AIM: Write out every entry precisely as given, leaving the pictures out.

DATA SUPPLIED:
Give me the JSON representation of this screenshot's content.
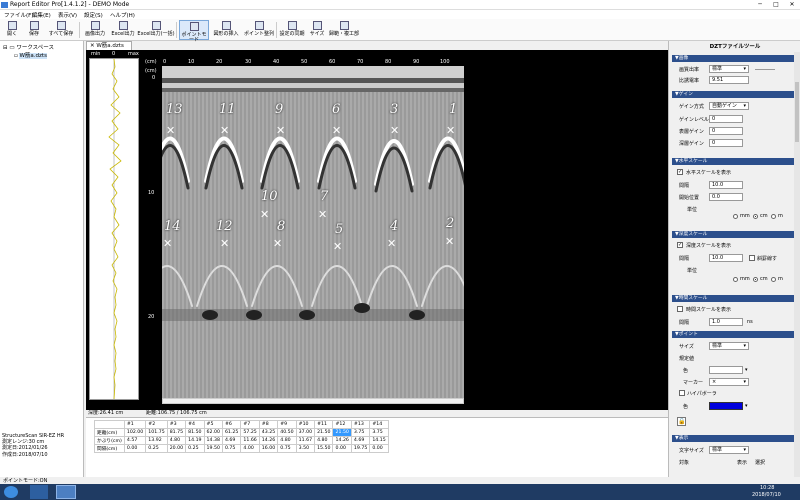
{
  "app": {
    "title": "Report Editor Pro[1.4.1.2] - DEMO Mode"
  },
  "menu": [
    "ファイル(F)",
    "編集(E)",
    "表示(V)",
    "設定(S)",
    "ヘルプ(H)"
  ],
  "toolbar": [
    "開く",
    "保存",
    "すべて保存",
    "画像出力",
    "Excel出力",
    "Excel出力(一括)",
    "ポイントモード",
    "図形の挿入",
    "ポイント整列",
    "設定の同期",
    "サイズ",
    "歸範・複工部"
  ],
  "tree": {
    "root": "ワークスペース",
    "file": "W筋a.dzts"
  },
  "doc_tab": "W筋a.dzts",
  "side_scale": {
    "min": "min",
    "zero": "0",
    "max": "max"
  },
  "axis": {
    "unit": "(cm)",
    "x_ticks": [
      "0",
      "10",
      "20",
      "30",
      "40",
      "50",
      "60",
      "70",
      "80",
      "90",
      "100"
    ],
    "y_ticks": [
      "0",
      "10",
      "20"
    ]
  },
  "markers": {
    "upper": [
      "13",
      "11",
      "9",
      "6",
      "3",
      "1"
    ],
    "mid": [
      "10",
      "7"
    ],
    "lower": [
      "14",
      "12",
      "8",
      "5",
      "4",
      "2"
    ]
  },
  "status_depth": "深度:26.41 cm",
  "status_dist": "距離:106.75 / 106.75 cm",
  "info_lines": [
    "StructureScan SIR-EZ HR",
    "測定レンジ:30 cm",
    "測定日:2012/01/26",
    "作成日:2018/07/10"
  ],
  "table": {
    "headers": [
      "",
      "#1",
      "#2",
      "#3",
      "#4",
      "#5",
      "#6",
      "#7",
      "#8",
      "#9",
      "#10",
      "#11",
      "#12",
      "#13",
      "#14"
    ],
    "rows": [
      [
        "距離(cm)",
        "102.00",
        "101.75",
        "81.75",
        "81.50",
        "62.00",
        "61.25",
        "57.25",
        "43.25",
        "40.50",
        "37.00",
        "21.50",
        "21.50",
        "3.75",
        "3.75"
      ],
      [
        "かぶり(cm)",
        "4.57",
        "13.92",
        "4.80",
        "14.19",
        "14.38",
        "4.69",
        "11.66",
        "14.26",
        "4.80",
        "11.67",
        "4.80",
        "14.26",
        "4.69",
        "14.15"
      ],
      [
        "間隔(cm)",
        "0.00",
        "0.25",
        "20.00",
        "0.25",
        "19.50",
        "0.75",
        "4.00",
        "16.00",
        "0.75",
        "3.50",
        "15.50",
        "0.00",
        "19.75",
        "0.00"
      ]
    ]
  },
  "right": {
    "title": "DZTファイルツール",
    "sec_image": "▼画像",
    "img_mode_lbl": "画質出率",
    "img_mode": "標準",
    "ratio_lbl": "比誘電率",
    "ratio": "9.51",
    "sec_gain": "▼ゲイン",
    "gain_mode_lbl": "ゲイン方式",
    "gain_mode": "自動ゲイン",
    "gain_level_lbl": "ゲインレベル",
    "gain_level": "0",
    "surface_lbl": "表層ゲイン",
    "surface": "0",
    "deep_lbl": "深層ゲイン",
    "deep": "0",
    "sec_hscale": "▼水平スケール",
    "hscale_cb": "水平スケールを表示",
    "hint_lbl": "間隔",
    "hint": "10.0",
    "hstart_lbl": "開始位置",
    "hstart": "0.0",
    "hunit_lbl": "単位",
    "units": [
      "mm",
      "cm",
      "m"
    ],
    "sec_vscale": "▼深度スケール",
    "vscale_cb": "深度スケールを表示",
    "vint_lbl": "間隔",
    "vint": "10.0",
    "negative": "斜罫線す",
    "vunit_lbl": "単位",
    "sec_tscale": "▼時間スケール",
    "tscale_cb": "時間スケールを表示",
    "tint_lbl": "間隔",
    "tint": "1.0",
    "tunit": "ns",
    "sec_point": "▼ポイント",
    "size_lbl": "サイズ",
    "size": "標準",
    "spec_lbl": "規定値",
    "color_lbl": "色",
    "marker_lbl": "マーカー",
    "marker": "×",
    "highlight": "ハイパボーラ",
    "color2_lbl": "色",
    "sec_label": "▼表示",
    "font_lbl": "文字サイズ",
    "font": "標準",
    "col_target": "対象",
    "col_show": "表示",
    "col_select": "選択"
  },
  "bottom_status": "ポイントモード:ON",
  "tray": {
    "time": "10:28",
    "date": "2018/07/10"
  }
}
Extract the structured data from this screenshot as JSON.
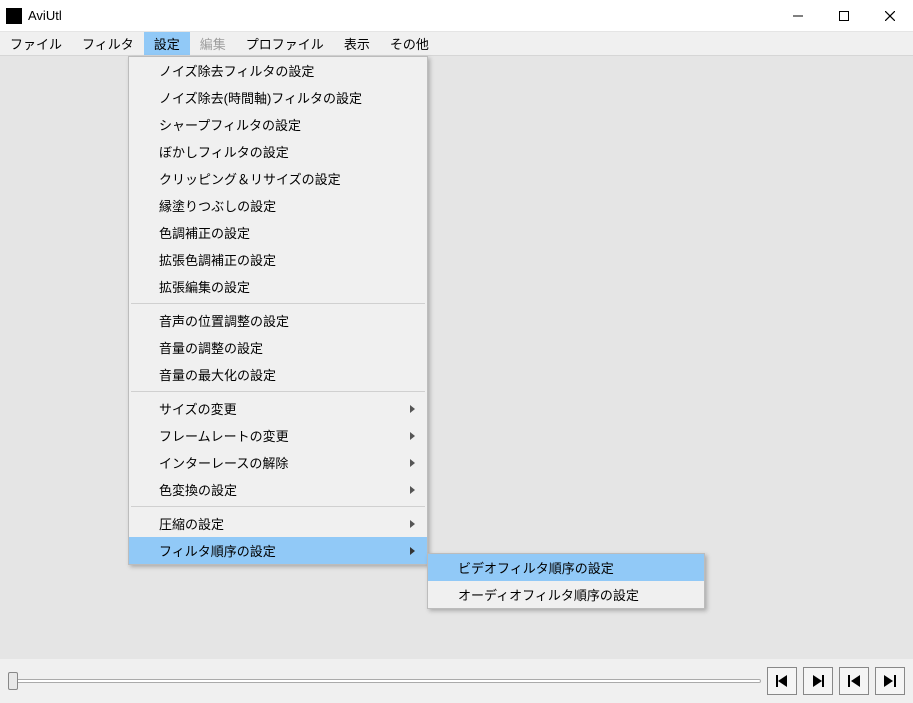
{
  "title": "AviUtl",
  "menubar": {
    "file": "ファイル",
    "filter": "フィルタ",
    "settings": "設定",
    "edit": "編集",
    "profile": "プロファイル",
    "view": "表示",
    "other": "その他"
  },
  "dropdown": {
    "noise_filter": "ノイズ除去フィルタの設定",
    "noise_time_filter": "ノイズ除去(時間軸)フィルタの設定",
    "sharp_filter": "シャープフィルタの設定",
    "blur_filter": "ぼかしフィルタの設定",
    "clip_resize": "クリッピング＆リサイズの設定",
    "edge_fill": "縁塗りつぶしの設定",
    "color_correction": "色調補正の設定",
    "ext_color_correction": "拡張色調補正の設定",
    "ext_edit": "拡張編集の設定",
    "audio_position": "音声の位置調整の設定",
    "volume_adjust": "音量の調整の設定",
    "volume_max": "音量の最大化の設定",
    "resize": "サイズの変更",
    "framerate": "フレームレートの変更",
    "deinterlace": "インターレースの解除",
    "color_convert": "色変換の設定",
    "compression": "圧縮の設定",
    "filter_order": "フィルタ順序の設定"
  },
  "submenu": {
    "video_filter_order": "ビデオフィルタ順序の設定",
    "audio_filter_order": "オーディオフィルタ順序の設定"
  }
}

SOLUTION FOR THIS PROBLEM:
Give me the JSON representation of this screenshot's content.
{
  "app": {
    "title": "Report Editor Pro[1.4.1.2] - DEMO Mode"
  },
  "menu": [
    "ファイル(F)",
    "編集(E)",
    "表示(V)",
    "設定(S)",
    "ヘルプ(H)"
  ],
  "toolbar": [
    "開く",
    "保存",
    "すべて保存",
    "画像出力",
    "Excel出力",
    "Excel出力(一括)",
    "ポイントモード",
    "図形の挿入",
    "ポイント整列",
    "設定の同期",
    "サイズ",
    "歸範・複工部"
  ],
  "tree": {
    "root": "ワークスペース",
    "file": "W筋a.dzts"
  },
  "doc_tab": "W筋a.dzts",
  "side_scale": {
    "min": "min",
    "zero": "0",
    "max": "max"
  },
  "axis": {
    "unit": "(cm)",
    "x_ticks": [
      "0",
      "10",
      "20",
      "30",
      "40",
      "50",
      "60",
      "70",
      "80",
      "90",
      "100"
    ],
    "y_ticks": [
      "0",
      "10",
      "20"
    ]
  },
  "markers": {
    "upper": [
      "13",
      "11",
      "9",
      "6",
      "3",
      "1"
    ],
    "mid": [
      "10",
      "7"
    ],
    "lower": [
      "14",
      "12",
      "8",
      "5",
      "4",
      "2"
    ]
  },
  "status_depth": "深度:26.41 cm",
  "status_dist": "距離:106.75 / 106.75 cm",
  "info_lines": [
    "StructureScan SIR-EZ HR",
    "測定レンジ:30 cm",
    "測定日:2012/01/26",
    "作成日:2018/07/10"
  ],
  "table": {
    "headers": [
      "",
      "#1",
      "#2",
      "#3",
      "#4",
      "#5",
      "#6",
      "#7",
      "#8",
      "#9",
      "#10",
      "#11",
      "#12",
      "#13",
      "#14"
    ],
    "rows": [
      [
        "距離(cm)",
        "102.00",
        "101.75",
        "81.75",
        "81.50",
        "62.00",
        "61.25",
        "57.25",
        "43.25",
        "40.50",
        "37.00",
        "21.50",
        "21.50",
        "3.75",
        "3.75"
      ],
      [
        "かぶり(cm)",
        "4.57",
        "13.92",
        "4.80",
        "14.19",
        "14.38",
        "4.69",
        "11.66",
        "14.26",
        "4.80",
        "11.67",
        "4.80",
        "14.26",
        "4.69",
        "14.15"
      ],
      [
        "間隔(cm)",
        "0.00",
        "0.25",
        "20.00",
        "0.25",
        "19.50",
        "0.75",
        "4.00",
        "16.00",
        "0.75",
        "3.50",
        "15.50",
        "0.00",
        "19.75",
        "0.00"
      ]
    ]
  },
  "right": {
    "title": "DZTファイルツール",
    "sec_image": "▼画像",
    "img_mode_lbl": "画質出率",
    "img_mode": "標準",
    "ratio_lbl": "比誘電率",
    "ratio": "9.51",
    "sec_gain": "▼ゲイン",
    "gain_mode_lbl": "ゲイン方式",
    "gain_mode": "自動ゲイン",
    "gain_level_lbl": "ゲインレベル",
    "gain_level": "0",
    "surface_lbl": "表層ゲイン",
    "surface": "0",
    "deep_lbl": "深層ゲイン",
    "deep": "0",
    "sec_hscale": "▼水平スケール",
    "hscale_cb": "水平スケールを表示",
    "hint_lbl": "間隔",
    "hint": "10.0",
    "hstart_lbl": "開始位置",
    "hstart": "0.0",
    "hunit_lbl": "単位",
    "units": [
      "mm",
      "cm",
      "m"
    ],
    "sec_vscale": "▼深度スケール",
    "vscale_cb": "深度スケールを表示",
    "vint_lbl": "間隔",
    "vint": "10.0",
    "negative": "斜罫線す",
    "vunit_lbl": "単位",
    "sec_tscale": "▼時間スケール",
    "tscale_cb": "時間スケールを表示",
    "tint_lbl": "間隔",
    "tint": "1.0",
    "tunit": "ns",
    "sec_point": "▼ポイント",
    "size_lbl": "サイズ",
    "size": "標準",
    "spec_lbl": "規定値",
    "color_lbl": "色",
    "marker_lbl": "マーカー",
    "marker": "×",
    "highlight": "ハイパボーラ",
    "color2_lbl": "色",
    "sec_label": "▼表示",
    "font_lbl": "文字サイズ",
    "font": "標準",
    "col_target": "対象",
    "col_show": "表示",
    "col_select": "選択"
  },
  "bottom_status": "ポイントモード:ON",
  "tray": {
    "time": "10:28",
    "date": "2018/07/10"
  }
}
Extract the structured data from this screenshot as JSON.
{
  "title": "AviUtl",
  "menubar": {
    "file": "ファイル",
    "filter": "フィルタ",
    "settings": "設定",
    "edit": "編集",
    "profile": "プロファイル",
    "view": "表示",
    "other": "その他"
  },
  "dropdown": {
    "noise_filter": "ノイズ除去フィルタの設定",
    "noise_time_filter": "ノイズ除去(時間軸)フィルタの設定",
    "sharp_filter": "シャープフィルタの設定",
    "blur_filter": "ぼかしフィルタの設定",
    "clip_resize": "クリッピング＆リサイズの設定",
    "edge_fill": "縁塗りつぶしの設定",
    "color_correction": "色調補正の設定",
    "ext_color_correction": "拡張色調補正の設定",
    "ext_edit": "拡張編集の設定",
    "audio_position": "音声の位置調整の設定",
    "volume_adjust": "音量の調整の設定",
    "volume_max": "音量の最大化の設定",
    "resize": "サイズの変更",
    "framerate": "フレームレートの変更",
    "deinterlace": "インターレースの解除",
    "color_convert": "色変換の設定",
    "compression": "圧縮の設定",
    "filter_order": "フィルタ順序の設定"
  },
  "submenu": {
    "video_filter_order": "ビデオフィルタ順序の設定",
    "audio_filter_order": "オーディオフィルタ順序の設定"
  }
}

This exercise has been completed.